╔══

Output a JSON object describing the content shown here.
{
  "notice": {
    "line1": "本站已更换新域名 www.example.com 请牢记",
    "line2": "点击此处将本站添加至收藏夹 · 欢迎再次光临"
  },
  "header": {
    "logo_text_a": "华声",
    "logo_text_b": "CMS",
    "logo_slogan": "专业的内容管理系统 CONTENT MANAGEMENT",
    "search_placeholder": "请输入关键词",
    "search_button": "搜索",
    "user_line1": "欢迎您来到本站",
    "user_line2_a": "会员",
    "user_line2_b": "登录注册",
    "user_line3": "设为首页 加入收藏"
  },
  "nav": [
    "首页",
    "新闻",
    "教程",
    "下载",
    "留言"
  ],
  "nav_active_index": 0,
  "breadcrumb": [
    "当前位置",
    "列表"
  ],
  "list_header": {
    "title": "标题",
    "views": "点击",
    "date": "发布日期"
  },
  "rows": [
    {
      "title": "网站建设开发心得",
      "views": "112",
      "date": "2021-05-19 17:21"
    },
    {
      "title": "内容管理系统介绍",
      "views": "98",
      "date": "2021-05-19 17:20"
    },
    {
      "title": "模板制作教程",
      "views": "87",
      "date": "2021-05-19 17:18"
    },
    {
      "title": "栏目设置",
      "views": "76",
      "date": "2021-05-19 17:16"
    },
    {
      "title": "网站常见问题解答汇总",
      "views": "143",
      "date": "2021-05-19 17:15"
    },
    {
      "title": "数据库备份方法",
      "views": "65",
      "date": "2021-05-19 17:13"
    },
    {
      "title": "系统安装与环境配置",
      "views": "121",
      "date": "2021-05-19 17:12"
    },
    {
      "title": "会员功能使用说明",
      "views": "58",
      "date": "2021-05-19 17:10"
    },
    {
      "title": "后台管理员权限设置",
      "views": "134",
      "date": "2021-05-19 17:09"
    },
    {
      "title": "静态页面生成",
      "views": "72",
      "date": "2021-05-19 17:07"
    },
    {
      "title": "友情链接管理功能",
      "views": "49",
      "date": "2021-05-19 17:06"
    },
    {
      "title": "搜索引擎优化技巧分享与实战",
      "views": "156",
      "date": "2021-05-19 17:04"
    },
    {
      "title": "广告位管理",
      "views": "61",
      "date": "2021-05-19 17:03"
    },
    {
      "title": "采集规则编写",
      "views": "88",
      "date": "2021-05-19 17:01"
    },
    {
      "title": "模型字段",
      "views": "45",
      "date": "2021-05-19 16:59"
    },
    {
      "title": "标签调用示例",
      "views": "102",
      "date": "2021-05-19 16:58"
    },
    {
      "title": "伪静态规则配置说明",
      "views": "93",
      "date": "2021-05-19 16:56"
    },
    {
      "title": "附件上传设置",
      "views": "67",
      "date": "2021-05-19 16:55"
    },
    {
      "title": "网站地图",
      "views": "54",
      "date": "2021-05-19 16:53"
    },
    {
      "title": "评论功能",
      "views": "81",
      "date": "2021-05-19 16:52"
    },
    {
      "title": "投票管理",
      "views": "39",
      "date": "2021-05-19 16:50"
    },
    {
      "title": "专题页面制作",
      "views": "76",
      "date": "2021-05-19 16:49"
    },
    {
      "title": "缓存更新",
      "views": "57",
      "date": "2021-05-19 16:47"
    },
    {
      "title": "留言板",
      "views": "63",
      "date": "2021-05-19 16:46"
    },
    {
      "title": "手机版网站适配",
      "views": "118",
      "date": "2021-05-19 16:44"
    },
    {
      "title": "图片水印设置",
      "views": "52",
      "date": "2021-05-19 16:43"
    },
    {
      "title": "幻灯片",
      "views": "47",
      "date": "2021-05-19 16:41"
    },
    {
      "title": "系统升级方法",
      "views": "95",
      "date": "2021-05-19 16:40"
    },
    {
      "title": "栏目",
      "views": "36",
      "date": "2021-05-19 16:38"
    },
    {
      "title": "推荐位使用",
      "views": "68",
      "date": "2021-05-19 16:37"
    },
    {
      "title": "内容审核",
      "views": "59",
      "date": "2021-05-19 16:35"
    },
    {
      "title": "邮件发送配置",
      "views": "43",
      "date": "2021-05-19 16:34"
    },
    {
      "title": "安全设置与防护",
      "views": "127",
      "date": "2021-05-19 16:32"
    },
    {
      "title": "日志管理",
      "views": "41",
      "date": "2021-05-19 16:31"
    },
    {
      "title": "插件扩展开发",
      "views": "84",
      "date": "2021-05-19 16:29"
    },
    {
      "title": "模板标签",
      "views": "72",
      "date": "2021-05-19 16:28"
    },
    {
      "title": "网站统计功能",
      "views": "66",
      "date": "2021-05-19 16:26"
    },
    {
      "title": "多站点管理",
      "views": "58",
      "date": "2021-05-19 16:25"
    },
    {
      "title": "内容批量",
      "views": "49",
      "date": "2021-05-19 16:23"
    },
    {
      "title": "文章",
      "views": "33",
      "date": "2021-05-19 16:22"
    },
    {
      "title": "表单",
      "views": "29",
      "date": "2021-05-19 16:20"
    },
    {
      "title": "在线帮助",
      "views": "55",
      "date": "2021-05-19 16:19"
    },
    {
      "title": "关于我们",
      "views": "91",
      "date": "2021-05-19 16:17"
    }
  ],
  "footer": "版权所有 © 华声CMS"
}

╚══

**DESCRIPTION OF THE TASK**
Please quote the data above in full, with no line missing.

**FINISHED ANSWER**
Output a JSON object describing the content shown here.
{
  "notice": {
    "line1": "本站已更换新域名 www.example.com 请牢记",
    "line2": "点击此处将本站添加至收藏夹 · 欢迎再次光临"
  },
  "header": {
    "logo_text_a": "华声",
    "logo_text_b": "CMS",
    "logo_slogan": "专业的内容管理系统 CONTENT MANAGEMENT",
    "search_placeholder": "请输入关键词",
    "search_button": "搜索",
    "user_line1": "欢迎您来到本站",
    "user_line2_a": "会员",
    "user_line2_b": "登录注册",
    "user_line3": "设为首页 加入收藏"
  },
  "nav": [
    "首页",
    "新闻",
    "教程",
    "下载",
    "留言"
  ],
  "nav_active_index": 0,
  "breadcrumb": [
    "当前位置",
    "列表"
  ],
  "list_header": {
    "title": "标题",
    "views": "点击",
    "date": "发布日期"
  },
  "rows": [
    {
      "title": "网站建设开发心得",
      "views": "112",
      "date": "2021-05-19 17:21"
    },
    {
      "title": "内容管理系统介绍",
      "views": "98",
      "date": "2021-05-19 17:20"
    },
    {
      "title": "模板制作教程",
      "views": "87",
      "date": "2021-05-19 17:18"
    },
    {
      "title": "栏目设置",
      "views": "76",
      "date": "2021-05-19 17:16"
    },
    {
      "title": "网站常见问题解答汇总",
      "views": "143",
      "date": "2021-05-19 17:15"
    },
    {
      "title": "数据库备份方法",
      "views": "65",
      "date": "2021-05-19 17:13"
    },
    {
      "title": "系统安装与环境配置",
      "views": "121",
      "date": "2021-05-19 17:12"
    },
    {
      "title": "会员功能使用说明",
      "views": "58",
      "date": "2021-05-19 17:10"
    },
    {
      "title": "后台管理员权限设置",
      "views": "134",
      "date": "2021-05-19 17:09"
    },
    {
      "title": "静态页面生成",
      "views": "72",
      "date": "2021-05-19 17:07"
    },
    {
      "title": "友情链接管理功能",
      "views": "49",
      "date": "2021-05-19 17:06"
    },
    {
      "title": "搜索引擎优化技巧分享与实战",
      "views": "156",
      "date": "2021-05-19 17:04"
    },
    {
      "title": "广告位管理",
      "views": "61",
      "date": "2021-05-19 17:03"
    },
    {
      "title": "采集规则编写",
      "views": "88",
      "date": "2021-05-19 17:01"
    },
    {
      "title": "模型字段",
      "views": "45",
      "date": "2021-05-19 16:59"
    },
    {
      "title": "标签调用示例",
      "views": "102",
      "date": "2021-05-19 16:58"
    },
    {
      "title": "伪静态规则配置说明",
      "views": "93",
      "date": "2021-05-19 16:56"
    },
    {
      "title": "附件上传设置",
      "views": "67",
      "date": "2021-05-19 16:55"
    },
    {
      "title": "网站地图",
      "views": "54",
      "date": "2021-05-19 16:53"
    },
    {
      "title": "评论功能",
      "views": "81",
      "date": "2021-05-19 16:52"
    },
    {
      "title": "投票管理",
      "views": "39",
      "date": "2021-05-19 16:50"
    },
    {
      "title": "专题页面制作",
      "views": "76",
      "date": "2021-05-19 16:49"
    },
    {
      "title": "缓存更新",
      "views": "57",
      "date": "2021-05-19 16:47"
    },
    {
      "title": "留言板",
      "views": "63",
      "date": "2021-05-19 16:46"
    },
    {
      "title": "手机版网站适配",
      "views": "118",
      "date": "2021-05-19 16:44"
    },
    {
      "title": "图片水印设置",
      "views": "52",
      "date": "2021-05-19 16:43"
    },
    {
      "title": "幻灯片",
      "views": "47",
      "date": "2021-05-19 16:41"
    },
    {
      "title": "系统升级方法",
      "views": "95",
      "date": "2021-05-19 16:40"
    },
    {
      "title": "栏目",
      "views": "36",
      "date": "2021-05-19 16:38"
    },
    {
      "title": "推荐位使用",
      "views": "68",
      "date": "2021-05-19 16:37"
    },
    {
      "title": "内容审核",
      "views": "59",
      "date": "2021-05-19 16:35"
    },
    {
      "title": "邮件发送配置",
      "views": "43",
      "date": "2021-05-19 16:34"
    },
    {
      "title": "安全设置与防护",
      "views": "127",
      "date": "2021-05-19 16:32"
    },
    {
      "title": "日志管理",
      "views": "41",
      "date": "2021-05-19 16:31"
    },
    {
      "title": "插件扩展开发",
      "views": "84",
      "date": "2021-05-19 16:29"
    },
    {
      "title": "模板标签",
      "views": "72",
      "date": "2021-05-19 16:28"
    },
    {
      "title": "网站统计功能",
      "views": "66",
      "date": "2021-05-19 16:26"
    },
    {
      "title": "多站点管理",
      "views": "58",
      "date": "2021-05-19 16:25"
    },
    {
      "title": "内容批量",
      "views": "49",
      "date": "2021-05-19 16:23"
    },
    {
      "title": "文章",
      "views": "33",
      "date": "2021-05-19 16:22"
    },
    {
      "title": "表单",
      "views": "29",
      "date": "2021-05-19 16:20"
    },
    {
      "title": "在线帮助",
      "views": "55",
      "date": "2021-05-19 16:19"
    },
    {
      "title": "关于我们",
      "views": "91",
      "date": "2021-05-19 16:17"
    }
  ],
  "footer": "版权所有 © 华声CMS"
}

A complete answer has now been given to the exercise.